Set exercise -> Reproduce the entire listing word for word.

Given records ->

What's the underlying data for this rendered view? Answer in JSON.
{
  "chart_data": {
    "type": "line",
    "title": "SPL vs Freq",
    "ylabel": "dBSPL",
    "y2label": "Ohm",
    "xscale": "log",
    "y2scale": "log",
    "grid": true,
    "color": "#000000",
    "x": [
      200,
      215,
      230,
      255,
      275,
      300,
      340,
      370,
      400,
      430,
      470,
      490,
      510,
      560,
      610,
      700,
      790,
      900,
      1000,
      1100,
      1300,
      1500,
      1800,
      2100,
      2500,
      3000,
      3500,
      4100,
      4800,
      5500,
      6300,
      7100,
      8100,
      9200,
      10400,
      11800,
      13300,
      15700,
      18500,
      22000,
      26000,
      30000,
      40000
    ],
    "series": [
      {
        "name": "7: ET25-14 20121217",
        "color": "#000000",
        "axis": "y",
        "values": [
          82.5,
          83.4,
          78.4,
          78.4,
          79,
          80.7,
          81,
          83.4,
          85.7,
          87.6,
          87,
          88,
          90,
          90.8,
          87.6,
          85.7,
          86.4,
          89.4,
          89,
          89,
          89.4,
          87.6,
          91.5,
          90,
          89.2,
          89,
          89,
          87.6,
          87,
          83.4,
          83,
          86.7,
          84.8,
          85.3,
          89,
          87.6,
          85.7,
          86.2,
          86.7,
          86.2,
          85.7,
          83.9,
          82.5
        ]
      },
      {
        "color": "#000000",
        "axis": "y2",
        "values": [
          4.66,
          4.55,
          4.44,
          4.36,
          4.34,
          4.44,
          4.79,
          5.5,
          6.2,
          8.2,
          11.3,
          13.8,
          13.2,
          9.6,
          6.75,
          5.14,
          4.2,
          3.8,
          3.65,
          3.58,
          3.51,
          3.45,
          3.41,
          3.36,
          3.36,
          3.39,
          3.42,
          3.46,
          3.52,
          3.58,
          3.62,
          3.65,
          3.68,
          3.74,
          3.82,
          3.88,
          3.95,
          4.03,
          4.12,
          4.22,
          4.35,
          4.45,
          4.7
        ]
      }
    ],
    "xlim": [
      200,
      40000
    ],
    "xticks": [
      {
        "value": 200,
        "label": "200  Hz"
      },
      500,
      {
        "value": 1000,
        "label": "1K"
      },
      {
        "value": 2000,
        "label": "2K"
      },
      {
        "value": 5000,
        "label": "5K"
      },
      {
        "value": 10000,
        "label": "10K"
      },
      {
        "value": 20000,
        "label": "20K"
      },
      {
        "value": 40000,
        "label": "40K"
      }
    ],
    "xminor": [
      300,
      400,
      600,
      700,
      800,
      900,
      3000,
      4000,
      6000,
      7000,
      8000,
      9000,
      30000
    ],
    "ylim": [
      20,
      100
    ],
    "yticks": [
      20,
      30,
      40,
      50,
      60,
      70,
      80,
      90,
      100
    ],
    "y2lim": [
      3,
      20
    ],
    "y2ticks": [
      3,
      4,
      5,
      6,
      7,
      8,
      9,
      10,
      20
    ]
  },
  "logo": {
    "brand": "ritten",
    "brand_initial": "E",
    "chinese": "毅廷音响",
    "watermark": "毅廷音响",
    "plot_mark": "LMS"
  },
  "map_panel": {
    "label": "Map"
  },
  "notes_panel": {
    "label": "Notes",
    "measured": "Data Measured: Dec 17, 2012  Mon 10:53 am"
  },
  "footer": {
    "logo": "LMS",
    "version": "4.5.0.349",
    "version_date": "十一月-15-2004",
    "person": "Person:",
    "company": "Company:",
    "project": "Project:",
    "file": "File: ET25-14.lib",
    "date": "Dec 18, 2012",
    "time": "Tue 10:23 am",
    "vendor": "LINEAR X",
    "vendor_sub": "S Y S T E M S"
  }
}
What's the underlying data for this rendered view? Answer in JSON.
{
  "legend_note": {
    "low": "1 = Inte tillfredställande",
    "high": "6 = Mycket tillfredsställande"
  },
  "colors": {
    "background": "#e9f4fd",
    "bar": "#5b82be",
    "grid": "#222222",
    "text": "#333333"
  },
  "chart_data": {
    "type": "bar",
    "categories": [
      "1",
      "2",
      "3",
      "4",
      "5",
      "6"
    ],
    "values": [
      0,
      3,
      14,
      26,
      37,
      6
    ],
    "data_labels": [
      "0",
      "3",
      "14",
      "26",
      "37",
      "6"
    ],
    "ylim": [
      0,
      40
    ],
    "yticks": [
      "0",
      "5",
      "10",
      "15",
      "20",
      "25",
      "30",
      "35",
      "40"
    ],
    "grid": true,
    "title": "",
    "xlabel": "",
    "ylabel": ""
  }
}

Task result ->
What's the underlying data for this rendered view? Answer in JSON.
{
  "chart_data": {
    "type": "line",
    "title": "SPL vs Freq",
    "ylabel": "dBSPL",
    "y2label": "Ohm",
    "xscale": "log",
    "y2scale": "log",
    "grid": true,
    "color": "#000000",
    "x": [
      200,
      215,
      230,
      255,
      275,
      300,
      340,
      370,
      400,
      430,
      470,
      490,
      510,
      560,
      610,
      700,
      790,
      900,
      1000,
      1100,
      1300,
      1500,
      1800,
      2100,
      2500,
      3000,
      3500,
      4100,
      4800,
      5500,
      6300,
      7100,
      8100,
      9200,
      10400,
      11800,
      13300,
      15700,
      18500,
      22000,
      26000,
      30000,
      40000
    ],
    "series": [
      {
        "name": "7: ET25-14 20121217",
        "color": "#000000",
        "axis": "y",
        "values": [
          82.5,
          83.4,
          78.4,
          78.4,
          79,
          80.7,
          81,
          83.4,
          85.7,
          87.6,
          87,
          88,
          90,
          90.8,
          87.6,
          85.7,
          86.4,
          89.4,
          89,
          89,
          89.4,
          87.6,
          91.5,
          90,
          89.2,
          89,
          89,
          87.6,
          87,
          83.4,
          83,
          86.7,
          84.8,
          85.3,
          89,
          87.6,
          85.7,
          86.2,
          86.7,
          86.2,
          85.7,
          83.9,
          82.5
        ]
      },
      {
        "color": "#000000",
        "axis": "y2",
        "values": [
          4.66,
          4.55,
          4.44,
          4.36,
          4.34,
          4.44,
          4.79,
          5.5,
          6.2,
          8.2,
          11.3,
          13.8,
          13.2,
          9.6,
          6.75,
          5.14,
          4.2,
          3.8,
          3.65,
          3.58,
          3.51,
          3.45,
          3.41,
          3.36,
          3.36,
          3.39,
          3.42,
          3.46,
          3.52,
          3.58,
          3.62,
          3.65,
          3.68,
          3.74,
          3.82,
          3.88,
          3.95,
          4.03,
          4.12,
          4.22,
          4.35,
          4.45,
          4.7
        ]
      }
    ],
    "xlim": [
      200,
      40000
    ],
    "xticks": [
      {
        "value": 200,
        "label": "200  Hz"
      },
      500,
      {
        "value": 1000,
        "label": "1K"
      },
      {
        "value": 2000,
        "label": "2K"
      },
      {
        "value": 5000,
        "label": "5K"
      },
      {
        "value": 10000,
        "label": "10K"
      },
      {
        "value": 20000,
        "label": "20K"
      },
      {
        "value": 40000,
        "label": "40K"
      }
    ],
    "xminor": [
      300,
      400,
      600,
      700,
      800,
      900,
      3000,
      4000,
      6000,
      7000,
      8000,
      9000,
      30000
    ],
    "ylim": [
      20,
      100
    ],
    "yticks": [
      20,
      30,
      40,
      50,
      60,
      70,
      80,
      90,
      100
    ],
    "y2lim": [
      3,
      20
    ],
    "y2ticks": [
      3,
      4,
      5,
      6,
      7,
      8,
      9,
      10,
      20
    ]
  },
  "logo": {
    "brand": "ritten",
    "brand_initial": "E",
    "chinese": "毅廷音响",
    "watermark": "毅廷音响",
    "plot_mark": "LMS"
  },
  "map_panel": {
    "label": "Map"
  },
  "notes_panel": {
    "label": "Notes",
    "measured": "Data Measured: Dec 17, 2012  Mon 10:53 am"
  },
  "footer": {
    "logo": "LMS",
    "version": "4.5.0.349",
    "version_date": "十一月-15-2004",
    "person": "Person:",
    "company": "Company:",
    "project": "Project:",
    "file": "File: ET25-14.lib",
    "date": "Dec 18, 2012",
    "time": "Tue 10:23 am",
    "vendor": "LINEAR X",
    "vendor_sub": "S Y S T E M S"
  }
}
What's the underlying data for this rendered view? Answer in JSON.
{
  "legend_note": {
    "low": "1 = Inte tillfredställande",
    "high": "6 = Mycket tillfredsställande"
  },
  "colors": {
    "background": "#e9f4fd",
    "bar": "#5b82be",
    "grid": "#222222",
    "text": "#333333"
  },
  "chart_data": {
    "type": "bar",
    "categories": [
      "1",
      "2",
      "3",
      "4",
      "5",
      "6"
    ],
    "values": [
      0,
      3,
      14,
      26,
      37,
      6
    ],
    "data_labels": [
      "0",
      "3",
      "14",
      "26",
      "37",
      "6"
    ],
    "ylim": [
      0,
      40
    ],
    "yticks": [
      "0",
      "5",
      "10",
      "15",
      "20",
      "25",
      "30",
      "35",
      "40"
    ],
    "grid": true,
    "title": "",
    "xlabel": "",
    "ylabel": ""
  }
}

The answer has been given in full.